RECORDS TO USE =>
⟨
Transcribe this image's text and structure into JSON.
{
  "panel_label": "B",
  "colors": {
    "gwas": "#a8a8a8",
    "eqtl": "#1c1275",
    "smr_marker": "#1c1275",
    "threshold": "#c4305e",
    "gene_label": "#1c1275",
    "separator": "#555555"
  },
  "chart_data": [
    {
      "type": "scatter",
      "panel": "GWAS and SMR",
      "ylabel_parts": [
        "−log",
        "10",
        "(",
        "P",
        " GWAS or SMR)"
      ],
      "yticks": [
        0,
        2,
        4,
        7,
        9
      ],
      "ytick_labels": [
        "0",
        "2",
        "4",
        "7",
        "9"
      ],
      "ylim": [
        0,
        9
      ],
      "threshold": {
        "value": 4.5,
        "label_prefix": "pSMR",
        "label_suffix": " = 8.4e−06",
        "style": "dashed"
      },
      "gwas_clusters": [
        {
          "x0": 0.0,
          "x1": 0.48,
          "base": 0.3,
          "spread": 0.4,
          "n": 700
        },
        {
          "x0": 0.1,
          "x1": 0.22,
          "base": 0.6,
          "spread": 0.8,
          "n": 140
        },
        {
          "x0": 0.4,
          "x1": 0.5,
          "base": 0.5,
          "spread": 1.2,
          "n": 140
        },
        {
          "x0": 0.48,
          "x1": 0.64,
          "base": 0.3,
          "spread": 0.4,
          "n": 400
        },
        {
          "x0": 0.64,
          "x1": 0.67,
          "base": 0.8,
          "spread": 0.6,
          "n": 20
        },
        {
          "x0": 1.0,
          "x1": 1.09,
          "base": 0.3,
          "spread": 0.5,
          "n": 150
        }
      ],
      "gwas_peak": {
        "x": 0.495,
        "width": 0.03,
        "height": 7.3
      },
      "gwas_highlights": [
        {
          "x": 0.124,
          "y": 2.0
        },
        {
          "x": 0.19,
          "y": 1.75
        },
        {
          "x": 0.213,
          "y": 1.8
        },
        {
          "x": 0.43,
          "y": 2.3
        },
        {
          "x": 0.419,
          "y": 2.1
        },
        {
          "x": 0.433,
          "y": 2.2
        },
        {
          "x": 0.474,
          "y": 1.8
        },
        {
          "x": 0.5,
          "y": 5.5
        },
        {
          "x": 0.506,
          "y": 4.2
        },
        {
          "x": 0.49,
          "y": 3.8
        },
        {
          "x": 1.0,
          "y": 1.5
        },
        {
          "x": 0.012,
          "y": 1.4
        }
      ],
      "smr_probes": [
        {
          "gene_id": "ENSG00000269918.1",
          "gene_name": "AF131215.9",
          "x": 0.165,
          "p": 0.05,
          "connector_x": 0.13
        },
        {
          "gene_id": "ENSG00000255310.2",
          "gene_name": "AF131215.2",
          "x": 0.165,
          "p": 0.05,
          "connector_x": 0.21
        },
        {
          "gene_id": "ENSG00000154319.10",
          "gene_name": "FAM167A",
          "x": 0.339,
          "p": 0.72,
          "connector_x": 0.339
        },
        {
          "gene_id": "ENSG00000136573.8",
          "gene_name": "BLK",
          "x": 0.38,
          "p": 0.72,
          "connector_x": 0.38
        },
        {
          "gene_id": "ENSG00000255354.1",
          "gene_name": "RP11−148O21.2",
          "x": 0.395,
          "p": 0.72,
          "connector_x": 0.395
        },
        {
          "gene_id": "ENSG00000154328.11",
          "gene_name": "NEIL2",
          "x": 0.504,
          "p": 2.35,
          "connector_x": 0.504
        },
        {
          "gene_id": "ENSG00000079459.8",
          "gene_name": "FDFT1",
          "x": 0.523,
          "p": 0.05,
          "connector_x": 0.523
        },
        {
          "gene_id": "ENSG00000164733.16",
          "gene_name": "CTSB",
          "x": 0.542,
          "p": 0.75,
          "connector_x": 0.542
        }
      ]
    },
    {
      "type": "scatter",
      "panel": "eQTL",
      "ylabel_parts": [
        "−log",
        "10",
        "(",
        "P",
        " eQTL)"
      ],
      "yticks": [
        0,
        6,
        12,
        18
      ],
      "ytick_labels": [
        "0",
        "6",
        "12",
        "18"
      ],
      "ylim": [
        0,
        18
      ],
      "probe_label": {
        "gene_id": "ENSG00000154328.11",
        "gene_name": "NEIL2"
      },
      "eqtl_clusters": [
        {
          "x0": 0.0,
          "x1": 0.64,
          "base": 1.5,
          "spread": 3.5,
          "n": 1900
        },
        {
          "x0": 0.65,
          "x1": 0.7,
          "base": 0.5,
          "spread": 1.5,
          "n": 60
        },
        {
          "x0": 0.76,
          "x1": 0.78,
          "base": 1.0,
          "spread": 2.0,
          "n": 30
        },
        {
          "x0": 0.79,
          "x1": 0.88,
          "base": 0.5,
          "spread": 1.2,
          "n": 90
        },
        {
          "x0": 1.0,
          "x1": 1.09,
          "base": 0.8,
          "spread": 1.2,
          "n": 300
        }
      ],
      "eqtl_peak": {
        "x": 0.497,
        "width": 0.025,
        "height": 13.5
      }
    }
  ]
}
⟩
SHORT PROBLEM => Show the data once more, exactly as it was written.

RESPONSE TO THIS EXERCISE =>
Transcribe this image's text and structure into JSON.
{
  "panel_label": "B",
  "colors": {
    "gwas": "#a8a8a8",
    "eqtl": "#1c1275",
    "smr_marker": "#1c1275",
    "threshold": "#c4305e",
    "gene_label": "#1c1275",
    "separator": "#555555"
  },
  "chart_data": [
    {
      "type": "scatter",
      "panel": "GWAS and SMR",
      "ylabel_parts": [
        "−log",
        "10",
        "(",
        "P",
        " GWAS or SMR)"
      ],
      "yticks": [
        0,
        2,
        4,
        7,
        9
      ],
      "ytick_labels": [
        "0",
        "2",
        "4",
        "7",
        "9"
      ],
      "ylim": [
        0,
        9
      ],
      "threshold": {
        "value": 4.5,
        "label_prefix": "pSMR",
        "label_suffix": " = 8.4e−06",
        "style": "dashed"
      },
      "gwas_clusters": [
        {
          "x0": 0.0,
          "x1": 0.48,
          "base": 0.3,
          "spread": 0.4,
          "n": 700
        },
        {
          "x0": 0.1,
          "x1": 0.22,
          "base": 0.6,
          "spread": 0.8,
          "n": 140
        },
        {
          "x0": 0.4,
          "x1": 0.5,
          "base": 0.5,
          "spread": 1.2,
          "n": 140
        },
        {
          "x0": 0.48,
          "x1": 0.64,
          "base": 0.3,
          "spread": 0.4,
          "n": 400
        },
        {
          "x0": 0.64,
          "x1": 0.67,
          "base": 0.8,
          "spread": 0.6,
          "n": 20
        },
        {
          "x0": 1.0,
          "x1": 1.09,
          "base": 0.3,
          "spread": 0.5,
          "n": 150
        }
      ],
      "gwas_peak": {
        "x": 0.495,
        "width": 0.03,
        "height": 7.3
      },
      "gwas_highlights": [
        {
          "x": 0.124,
          "y": 2.0
        },
        {
          "x": 0.19,
          "y": 1.75
        },
        {
          "x": 0.213,
          "y": 1.8
        },
        {
          "x": 0.43,
          "y": 2.3
        },
        {
          "x": 0.419,
          "y": 2.1
        },
        {
          "x": 0.433,
          "y": 2.2
        },
        {
          "x": 0.474,
          "y": 1.8
        },
        {
          "x": 0.5,
          "y": 5.5
        },
        {
          "x": 0.506,
          "y": 4.2
        },
        {
          "x": 0.49,
          "y": 3.8
        },
        {
          "x": 1.0,
          "y": 1.5
        },
        {
          "x": 0.012,
          "y": 1.4
        }
      ],
      "smr_probes": [
        {
          "gene_id": "ENSG00000269918.1",
          "gene_name": "AF131215.9",
          "x": 0.165,
          "p": 0.05,
          "connector_x": 0.13
        },
        {
          "gene_id": "ENSG00000255310.2",
          "gene_name": "AF131215.2",
          "x": 0.165,
          "p": 0.05,
          "connector_x": 0.21
        },
        {
          "gene_id": "ENSG00000154319.10",
          "gene_name": "FAM167A",
          "x": 0.339,
          "p": 0.72,
          "connector_x": 0.339
        },
        {
          "gene_id": "ENSG00000136573.8",
          "gene_name": "BLK",
          "x": 0.38,
          "p": 0.72,
          "connector_x": 0.38
        },
        {
          "gene_id": "ENSG00000255354.1",
          "gene_name": "RP11−148O21.2",
          "x": 0.395,
          "p": 0.72,
          "connector_x": 0.395
        },
        {
          "gene_id": "ENSG00000154328.11",
          "gene_name": "NEIL2",
          "x": 0.504,
          "p": 2.35,
          "connector_x": 0.504
        },
        {
          "gene_id": "ENSG00000079459.8",
          "gene_name": "FDFT1",
          "x": 0.523,
          "p": 0.05,
          "connector_x": 0.523
        },
        {
          "gene_id": "ENSG00000164733.16",
          "gene_name": "CTSB",
          "x": 0.542,
          "p": 0.75,
          "connector_x": 0.542
        }
      ]
    },
    {
      "type": "scatter",
      "panel": "eQTL",
      "ylabel_parts": [
        "−log",
        "10",
        "(",
        "P",
        " eQTL)"
      ],
      "yticks": [
        0,
        6,
        12,
        18
      ],
      "ytick_labels": [
        "0",
        "6",
        "12",
        "18"
      ],
      "ylim": [
        0,
        18
      ],
      "probe_label": {
        "gene_id": "ENSG00000154328.11",
        "gene_name": "NEIL2"
      },
      "eqtl_clusters": [
        {
          "x0": 0.0,
          "x1": 0.64,
          "base": 1.5,
          "spread": 3.5,
          "n": 1900
        },
        {
          "x0": 0.65,
          "x1": 0.7,
          "base": 0.5,
          "spread": 1.5,
          "n": 60
        },
        {
          "x0": 0.76,
          "x1": 0.78,
          "base": 1.0,
          "spread": 2.0,
          "n": 30
        },
        {
          "x0": 0.79,
          "x1": 0.88,
          "base": 0.5,
          "spread": 1.2,
          "n": 90
        },
        {
          "x0": 1.0,
          "x1": 1.09,
          "base": 0.8,
          "spread": 1.2,
          "n": 300
        }
      ],
      "eqtl_peak": {
        "x": 0.497,
        "width": 0.025,
        "height": 13.5
      }
    }
  ]
}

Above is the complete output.